**TASK STATEMENT:** In the data below, find the line with "Output a JSON" and output it along with every later line, exactly, but not the pictures.

-- begin DATA EXCERPTS --

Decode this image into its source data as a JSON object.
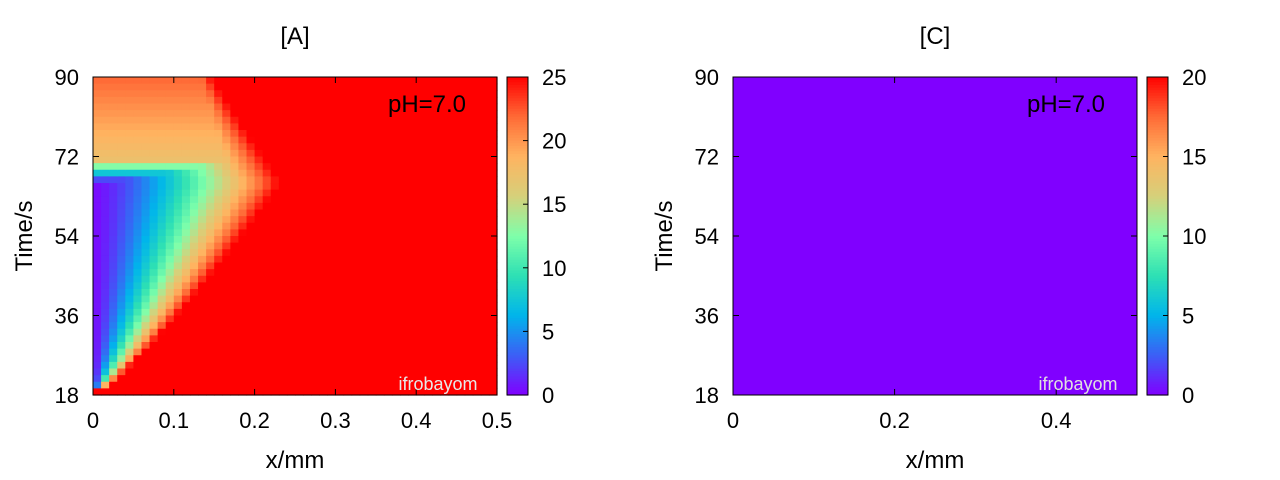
{
  "chart_data": [
    {
      "type": "heatmap",
      "title": "[A]",
      "xlabel": "x/mm",
      "ylabel": "Time/s",
      "xlim": [
        0,
        0.5
      ],
      "ylim": [
        18,
        90
      ],
      "x_ticks": [
        "0",
        "0.1",
        "0.2",
        "0.3",
        "0.4",
        "0.5"
      ],
      "y_ticks": [
        "18",
        "36",
        "54",
        "72",
        "90"
      ],
      "colorbar": {
        "range": [
          0,
          25
        ],
        "ticks": [
          "0",
          "5",
          "10",
          "15",
          "20",
          "25"
        ],
        "colormap": "rainbow"
      },
      "annotation": "pH=7.0",
      "watermark": "ifrobayom",
      "field_description": "near-zero at x=0 between t≈20 and t≈68 s, rising with x to 25 beyond x≈0.3 mm; 25 everywhere at t<20 s; partial recovery to ~20 after t≈68 s"
    },
    {
      "type": "heatmap",
      "title": "[C]",
      "xlabel": "x/mm",
      "ylabel": "Time/s",
      "xlim": [
        0,
        0.5
      ],
      "ylim": [
        18,
        90
      ],
      "x_ticks": [
        "0",
        "0.2",
        "0.4"
      ],
      "y_ticks": [
        "18",
        "36",
        "54",
        "72",
        "90"
      ],
      "colorbar": {
        "range": [
          0,
          20
        ],
        "ticks": [
          "0",
          "5",
          "10",
          "15",
          "20"
        ],
        "colormap": "rainbow"
      },
      "annotation": "pH=7.0",
      "watermark": "ifrobayom",
      "uniform_value": 0
    }
  ],
  "colors": {
    "cmap_stops": [
      "#8000ff",
      "#3c5ff6",
      "#00b5eb",
      "#2de0b4",
      "#7fffaa",
      "#d6d07a",
      "#ffb360",
      "#ff6a36",
      "#ff0000"
    ]
  }
}
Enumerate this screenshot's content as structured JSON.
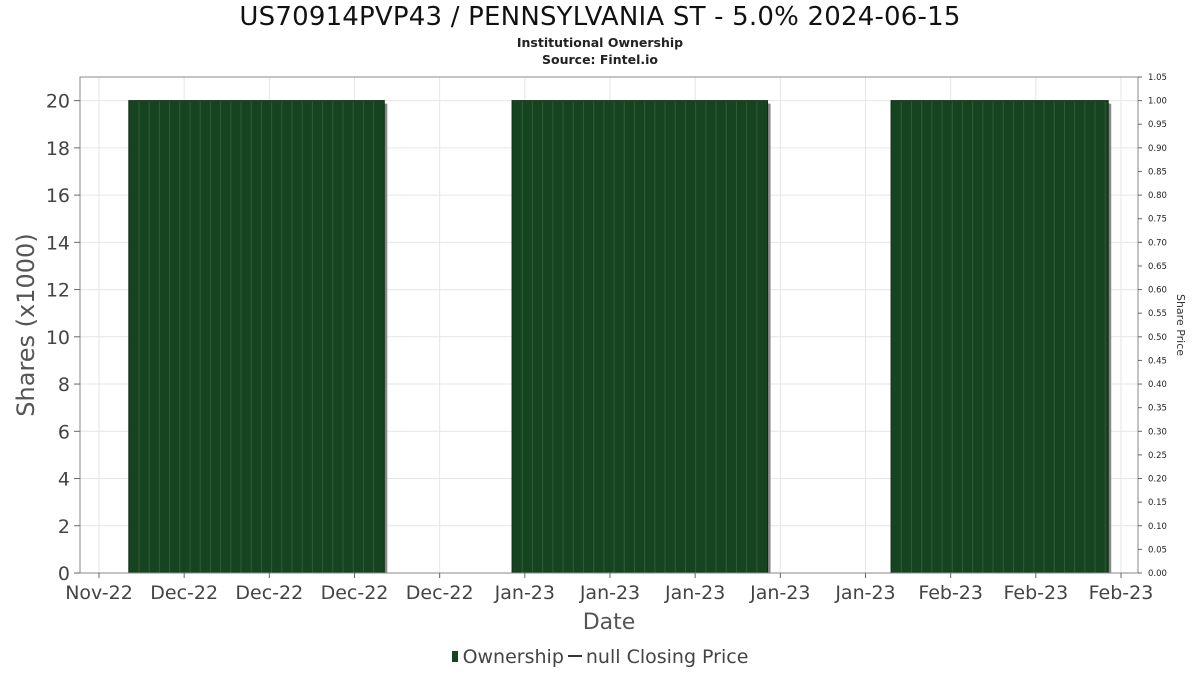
{
  "title": "US70914PVP43 / PENNSYLVANIA ST - 5.0% 2024-06-15",
  "subtitle_1": "Institutional Ownership",
  "subtitle_2": "Source: Fintel.io",
  "legend": {
    "ownership_label": "Ownership",
    "price_label": "null Closing Price"
  },
  "colors": {
    "bar_fill": "#164420",
    "bar_line": "#2d5e34",
    "bar_shadow": "#888888",
    "grid": "#e6e6e6",
    "frame": "#888888"
  },
  "chart_data": {
    "type": "bar",
    "title": "US70914PVP43 / PENNSYLVANIA ST - 5.0% 2024-06-15",
    "xlabel": "Date",
    "ylabel": "Shares (x1000)",
    "y2label": "Share Price",
    "ylim": [
      0,
      21
    ],
    "y2lim": [
      0,
      1.05
    ],
    "yticks": [
      0,
      2,
      4,
      6,
      8,
      10,
      12,
      14,
      16,
      18,
      20
    ],
    "y2ticks": [
      "0.00",
      "0.05",
      "0.10",
      "0.15",
      "0.20",
      "0.25",
      "0.30",
      "0.35",
      "0.40",
      "0.45",
      "0.50",
      "0.55",
      "0.60",
      "0.65",
      "0.70",
      "0.75",
      "0.80",
      "0.85",
      "0.90",
      "0.95",
      "1.00",
      "1.05"
    ],
    "xticks": [
      "Nov-22",
      "Dec-22",
      "Dec-22",
      "Dec-22",
      "Dec-22",
      "Jan-23",
      "Jan-23",
      "Jan-23",
      "Jan-23",
      "Jan-23",
      "Feb-23",
      "Feb-23",
      "Feb-23"
    ],
    "series": [
      {
        "name": "Ownership",
        "blocks": [
          {
            "start": "Nov-22",
            "end": "Dec-22",
            "value": 20
          },
          {
            "start": "Jan-23",
            "end": "Jan-23",
            "value": 20
          },
          {
            "start": "Jan-23",
            "end": "Feb-23",
            "value": 20
          }
        ]
      },
      {
        "name": "null Closing Price",
        "values": []
      }
    ],
    "grid": true,
    "legend_position": "bottom-center"
  }
}
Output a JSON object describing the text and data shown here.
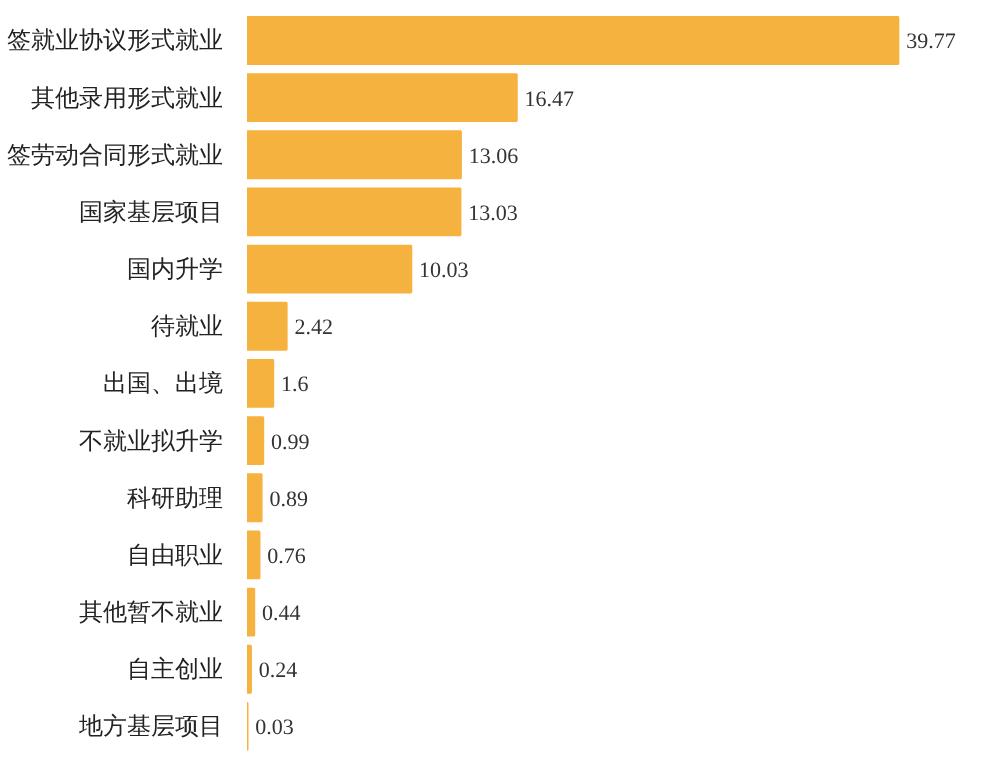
{
  "chart_data": {
    "type": "bar",
    "orientation": "horizontal",
    "categories": [
      "签就业协议形式就业",
      "其他录用形式就业",
      "签劳动合同形式就业",
      "国家基层项目",
      "国内升学",
      "待就业",
      "出国、出境",
      "不就业拟升学",
      "科研助理",
      "自由职业",
      "其他暂不就业",
      "自主创业",
      "地方基层项目"
    ],
    "values": [
      39.77,
      16.47,
      13.06,
      13.03,
      10.03,
      2.42,
      1.6,
      0.99,
      0.89,
      0.76,
      0.44,
      0.24,
      0.03
    ],
    "color": "#f6b23e",
    "data_labels": true,
    "grid": false
  }
}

-- end DATA EXCERPTS --

**THE COMPLETED TASK:**
Output a JSON object describing the text and data shown here.
{
  "chart_data": {
    "type": "bar",
    "orientation": "horizontal",
    "categories": [
      "签就业协议形式就业",
      "其他录用形式就业",
      "签劳动合同形式就业",
      "国家基层项目",
      "国内升学",
      "待就业",
      "出国、出境",
      "不就业拟升学",
      "科研助理",
      "自由职业",
      "其他暂不就业",
      "自主创业",
      "地方基层项目"
    ],
    "values": [
      39.77,
      16.47,
      13.06,
      13.03,
      10.03,
      2.42,
      1.6,
      0.99,
      0.89,
      0.76,
      0.44,
      0.24,
      0.03
    ],
    "color": "#f6b23e",
    "data_labels": true,
    "grid": false
  }
}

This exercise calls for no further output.